◆ What this task involves ◆
Single out each line with the word "told" and copy it.

◆ Listed records ◆
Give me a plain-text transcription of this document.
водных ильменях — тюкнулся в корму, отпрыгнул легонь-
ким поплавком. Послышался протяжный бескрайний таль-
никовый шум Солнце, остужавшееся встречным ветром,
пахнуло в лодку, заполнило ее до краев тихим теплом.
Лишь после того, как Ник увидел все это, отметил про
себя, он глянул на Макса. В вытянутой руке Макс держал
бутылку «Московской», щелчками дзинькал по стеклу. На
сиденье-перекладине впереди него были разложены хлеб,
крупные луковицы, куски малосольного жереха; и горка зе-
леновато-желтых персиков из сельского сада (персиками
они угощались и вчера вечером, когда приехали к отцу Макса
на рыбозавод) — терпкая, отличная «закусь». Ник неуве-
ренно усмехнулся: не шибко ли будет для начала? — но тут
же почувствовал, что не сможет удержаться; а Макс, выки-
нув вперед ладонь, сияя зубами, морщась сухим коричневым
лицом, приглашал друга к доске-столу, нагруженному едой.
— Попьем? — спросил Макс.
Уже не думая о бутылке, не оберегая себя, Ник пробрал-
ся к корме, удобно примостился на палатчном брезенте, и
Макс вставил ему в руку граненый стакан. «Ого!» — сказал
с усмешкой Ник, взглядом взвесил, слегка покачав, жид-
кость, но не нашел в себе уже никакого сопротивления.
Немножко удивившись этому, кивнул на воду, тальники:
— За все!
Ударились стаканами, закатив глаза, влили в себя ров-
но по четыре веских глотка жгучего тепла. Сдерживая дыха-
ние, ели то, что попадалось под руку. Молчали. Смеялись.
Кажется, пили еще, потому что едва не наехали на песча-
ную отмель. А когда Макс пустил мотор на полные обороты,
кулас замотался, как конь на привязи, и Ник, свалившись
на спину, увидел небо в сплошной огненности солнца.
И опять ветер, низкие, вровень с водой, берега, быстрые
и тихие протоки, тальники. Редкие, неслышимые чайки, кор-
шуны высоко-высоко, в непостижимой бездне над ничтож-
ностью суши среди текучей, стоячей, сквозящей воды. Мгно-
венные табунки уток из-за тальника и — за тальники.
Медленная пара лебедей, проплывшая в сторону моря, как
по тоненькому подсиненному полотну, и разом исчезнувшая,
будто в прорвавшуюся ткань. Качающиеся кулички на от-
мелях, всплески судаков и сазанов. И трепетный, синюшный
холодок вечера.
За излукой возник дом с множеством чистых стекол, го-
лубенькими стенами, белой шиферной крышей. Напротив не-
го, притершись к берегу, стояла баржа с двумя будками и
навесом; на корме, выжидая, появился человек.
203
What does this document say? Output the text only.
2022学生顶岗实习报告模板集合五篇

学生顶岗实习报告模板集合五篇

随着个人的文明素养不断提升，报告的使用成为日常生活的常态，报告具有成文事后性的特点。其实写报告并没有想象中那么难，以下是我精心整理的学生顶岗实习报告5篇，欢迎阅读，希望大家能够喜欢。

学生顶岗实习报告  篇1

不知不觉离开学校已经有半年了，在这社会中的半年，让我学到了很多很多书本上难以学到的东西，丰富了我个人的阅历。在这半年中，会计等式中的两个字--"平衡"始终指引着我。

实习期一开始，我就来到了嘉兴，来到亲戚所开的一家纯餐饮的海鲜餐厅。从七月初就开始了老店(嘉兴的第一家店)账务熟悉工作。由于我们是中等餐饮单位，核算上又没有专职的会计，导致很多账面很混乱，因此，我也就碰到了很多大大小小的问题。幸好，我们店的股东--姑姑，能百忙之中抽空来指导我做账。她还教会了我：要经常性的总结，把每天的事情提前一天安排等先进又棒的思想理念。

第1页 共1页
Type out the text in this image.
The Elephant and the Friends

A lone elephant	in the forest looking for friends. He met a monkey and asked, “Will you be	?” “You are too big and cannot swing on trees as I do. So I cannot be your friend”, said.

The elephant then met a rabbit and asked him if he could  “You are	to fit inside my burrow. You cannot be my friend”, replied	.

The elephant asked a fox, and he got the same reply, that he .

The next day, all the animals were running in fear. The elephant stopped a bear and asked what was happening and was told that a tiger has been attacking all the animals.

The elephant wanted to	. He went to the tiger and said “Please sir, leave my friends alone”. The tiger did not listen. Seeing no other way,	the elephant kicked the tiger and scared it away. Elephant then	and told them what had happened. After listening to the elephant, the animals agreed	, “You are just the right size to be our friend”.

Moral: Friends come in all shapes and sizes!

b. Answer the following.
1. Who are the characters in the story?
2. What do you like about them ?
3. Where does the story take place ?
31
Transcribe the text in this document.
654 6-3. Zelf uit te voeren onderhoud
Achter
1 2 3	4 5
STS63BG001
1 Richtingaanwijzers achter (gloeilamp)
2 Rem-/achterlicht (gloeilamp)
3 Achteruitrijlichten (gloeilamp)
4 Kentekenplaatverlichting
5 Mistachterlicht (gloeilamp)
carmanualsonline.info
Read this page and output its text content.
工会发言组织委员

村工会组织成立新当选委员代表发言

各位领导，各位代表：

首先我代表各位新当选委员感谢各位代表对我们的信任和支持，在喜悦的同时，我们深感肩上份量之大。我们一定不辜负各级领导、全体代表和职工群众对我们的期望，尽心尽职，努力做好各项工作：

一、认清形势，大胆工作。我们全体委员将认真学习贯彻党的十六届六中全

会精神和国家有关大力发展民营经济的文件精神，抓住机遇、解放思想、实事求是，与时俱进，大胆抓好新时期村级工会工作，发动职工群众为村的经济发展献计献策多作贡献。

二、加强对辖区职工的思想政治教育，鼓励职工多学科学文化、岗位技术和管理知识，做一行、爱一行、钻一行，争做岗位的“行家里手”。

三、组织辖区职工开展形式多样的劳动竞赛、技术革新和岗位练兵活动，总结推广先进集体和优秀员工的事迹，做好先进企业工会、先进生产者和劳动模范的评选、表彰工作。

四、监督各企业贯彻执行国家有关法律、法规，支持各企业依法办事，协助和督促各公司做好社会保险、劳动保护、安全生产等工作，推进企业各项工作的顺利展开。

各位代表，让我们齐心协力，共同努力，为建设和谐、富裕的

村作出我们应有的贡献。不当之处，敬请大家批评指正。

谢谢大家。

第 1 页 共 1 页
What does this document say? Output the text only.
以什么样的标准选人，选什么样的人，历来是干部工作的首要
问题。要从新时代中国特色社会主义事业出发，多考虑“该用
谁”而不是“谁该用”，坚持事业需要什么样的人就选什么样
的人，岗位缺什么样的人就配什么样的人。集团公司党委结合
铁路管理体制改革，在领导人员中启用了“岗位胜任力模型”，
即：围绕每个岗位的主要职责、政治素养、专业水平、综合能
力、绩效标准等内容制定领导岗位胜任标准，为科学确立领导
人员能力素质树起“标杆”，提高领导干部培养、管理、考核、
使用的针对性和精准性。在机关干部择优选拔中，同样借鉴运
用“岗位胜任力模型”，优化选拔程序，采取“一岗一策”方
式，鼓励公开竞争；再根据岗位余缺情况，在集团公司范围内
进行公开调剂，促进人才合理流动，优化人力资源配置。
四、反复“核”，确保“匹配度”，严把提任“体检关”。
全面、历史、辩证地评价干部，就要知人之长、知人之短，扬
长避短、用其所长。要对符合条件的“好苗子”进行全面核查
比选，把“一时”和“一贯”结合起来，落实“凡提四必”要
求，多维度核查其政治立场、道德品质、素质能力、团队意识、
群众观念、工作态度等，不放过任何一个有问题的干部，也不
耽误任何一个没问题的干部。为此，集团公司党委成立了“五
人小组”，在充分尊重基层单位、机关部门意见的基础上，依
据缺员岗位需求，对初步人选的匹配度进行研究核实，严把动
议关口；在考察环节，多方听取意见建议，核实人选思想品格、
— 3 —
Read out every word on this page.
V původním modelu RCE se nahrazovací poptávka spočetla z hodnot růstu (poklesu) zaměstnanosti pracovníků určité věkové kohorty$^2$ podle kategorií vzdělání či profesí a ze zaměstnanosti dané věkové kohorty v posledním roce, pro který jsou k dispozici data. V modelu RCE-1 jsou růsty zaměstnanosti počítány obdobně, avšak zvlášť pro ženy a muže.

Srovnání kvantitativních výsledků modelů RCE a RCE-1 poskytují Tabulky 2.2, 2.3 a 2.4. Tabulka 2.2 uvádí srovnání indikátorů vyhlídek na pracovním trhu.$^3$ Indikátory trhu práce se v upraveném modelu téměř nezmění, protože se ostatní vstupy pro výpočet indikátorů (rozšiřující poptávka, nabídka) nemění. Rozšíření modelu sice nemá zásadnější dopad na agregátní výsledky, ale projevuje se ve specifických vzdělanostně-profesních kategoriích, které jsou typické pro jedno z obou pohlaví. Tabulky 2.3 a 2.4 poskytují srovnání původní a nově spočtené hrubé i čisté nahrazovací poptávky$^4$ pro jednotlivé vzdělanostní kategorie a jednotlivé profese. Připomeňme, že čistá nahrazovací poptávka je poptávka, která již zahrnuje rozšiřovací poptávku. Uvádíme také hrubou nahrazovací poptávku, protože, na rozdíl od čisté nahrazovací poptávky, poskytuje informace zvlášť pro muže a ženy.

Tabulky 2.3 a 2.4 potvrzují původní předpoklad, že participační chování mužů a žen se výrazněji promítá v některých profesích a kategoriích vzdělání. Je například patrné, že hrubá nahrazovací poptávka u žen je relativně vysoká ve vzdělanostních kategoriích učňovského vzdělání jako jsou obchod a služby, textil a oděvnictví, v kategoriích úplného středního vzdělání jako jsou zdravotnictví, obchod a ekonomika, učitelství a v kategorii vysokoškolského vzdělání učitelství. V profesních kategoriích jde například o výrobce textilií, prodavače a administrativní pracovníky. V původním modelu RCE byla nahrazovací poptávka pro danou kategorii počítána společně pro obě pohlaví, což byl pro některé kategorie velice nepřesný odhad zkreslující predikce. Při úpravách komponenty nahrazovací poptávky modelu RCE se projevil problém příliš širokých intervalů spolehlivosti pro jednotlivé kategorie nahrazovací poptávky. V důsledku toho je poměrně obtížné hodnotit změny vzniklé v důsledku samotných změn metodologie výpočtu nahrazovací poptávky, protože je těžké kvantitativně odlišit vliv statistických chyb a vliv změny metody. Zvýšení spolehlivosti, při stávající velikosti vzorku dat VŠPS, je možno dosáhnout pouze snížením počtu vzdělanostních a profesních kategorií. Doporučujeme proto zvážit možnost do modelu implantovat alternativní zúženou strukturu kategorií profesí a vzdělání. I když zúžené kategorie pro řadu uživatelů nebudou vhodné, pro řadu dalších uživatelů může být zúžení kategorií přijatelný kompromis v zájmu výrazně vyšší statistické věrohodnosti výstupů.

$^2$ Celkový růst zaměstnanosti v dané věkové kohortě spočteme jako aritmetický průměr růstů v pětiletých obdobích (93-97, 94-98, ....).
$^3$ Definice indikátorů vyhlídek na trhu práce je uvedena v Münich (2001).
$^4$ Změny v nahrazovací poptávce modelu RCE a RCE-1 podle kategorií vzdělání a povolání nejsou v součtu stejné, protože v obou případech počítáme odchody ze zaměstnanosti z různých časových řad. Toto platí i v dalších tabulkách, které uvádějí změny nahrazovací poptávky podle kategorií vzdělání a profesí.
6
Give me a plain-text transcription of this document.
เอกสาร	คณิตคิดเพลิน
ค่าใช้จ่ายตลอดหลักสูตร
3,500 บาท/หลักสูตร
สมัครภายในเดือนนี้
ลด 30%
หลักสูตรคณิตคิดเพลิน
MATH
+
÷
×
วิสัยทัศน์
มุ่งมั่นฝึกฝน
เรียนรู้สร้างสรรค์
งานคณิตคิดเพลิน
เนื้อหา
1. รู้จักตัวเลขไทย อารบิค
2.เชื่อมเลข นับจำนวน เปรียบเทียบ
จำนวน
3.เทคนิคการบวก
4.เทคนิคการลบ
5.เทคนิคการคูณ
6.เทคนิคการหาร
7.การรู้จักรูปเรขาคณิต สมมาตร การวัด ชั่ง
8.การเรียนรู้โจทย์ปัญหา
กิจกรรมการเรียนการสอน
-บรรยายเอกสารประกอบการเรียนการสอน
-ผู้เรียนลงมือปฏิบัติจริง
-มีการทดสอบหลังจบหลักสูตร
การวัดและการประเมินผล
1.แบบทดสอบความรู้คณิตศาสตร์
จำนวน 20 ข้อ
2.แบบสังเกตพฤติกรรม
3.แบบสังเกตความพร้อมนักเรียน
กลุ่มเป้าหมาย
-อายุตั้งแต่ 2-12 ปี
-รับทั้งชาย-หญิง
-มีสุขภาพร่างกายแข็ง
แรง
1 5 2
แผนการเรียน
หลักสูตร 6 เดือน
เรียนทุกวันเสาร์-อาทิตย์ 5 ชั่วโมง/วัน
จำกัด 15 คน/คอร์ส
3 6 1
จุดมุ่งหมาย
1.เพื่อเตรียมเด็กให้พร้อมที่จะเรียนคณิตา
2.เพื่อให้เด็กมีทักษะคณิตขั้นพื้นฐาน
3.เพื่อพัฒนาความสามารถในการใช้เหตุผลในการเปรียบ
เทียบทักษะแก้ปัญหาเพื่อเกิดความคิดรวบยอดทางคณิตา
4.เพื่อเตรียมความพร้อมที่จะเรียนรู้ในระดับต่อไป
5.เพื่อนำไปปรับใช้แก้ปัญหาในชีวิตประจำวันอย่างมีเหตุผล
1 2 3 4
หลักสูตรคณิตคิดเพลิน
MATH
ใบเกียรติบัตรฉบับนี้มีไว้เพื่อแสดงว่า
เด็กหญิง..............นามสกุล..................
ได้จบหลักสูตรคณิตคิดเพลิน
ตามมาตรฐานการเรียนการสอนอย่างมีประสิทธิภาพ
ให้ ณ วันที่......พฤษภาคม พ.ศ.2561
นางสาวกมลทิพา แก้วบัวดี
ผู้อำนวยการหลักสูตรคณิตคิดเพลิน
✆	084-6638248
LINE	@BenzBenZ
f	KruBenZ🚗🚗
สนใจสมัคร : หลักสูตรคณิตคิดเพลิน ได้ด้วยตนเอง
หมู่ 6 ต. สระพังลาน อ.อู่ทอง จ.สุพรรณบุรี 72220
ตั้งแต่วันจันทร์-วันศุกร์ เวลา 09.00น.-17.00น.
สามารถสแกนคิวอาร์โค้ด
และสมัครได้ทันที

◆ Output below ◆
The next day, all the animals were running in fear. The elephant stopped a bear and asked what was happening and was told that a tiger has been attacking all the animals.
The elephant wanted to	. He went to the tiger and said “Please sir, leave my friends alone”. The tiger did not listen. Seeing no other way,	the elephant kicked the tiger and scared it away. Elephant then	and told them what had happened. After listening to the elephant, the animals agreed	, “You are just the right size to be our friend”.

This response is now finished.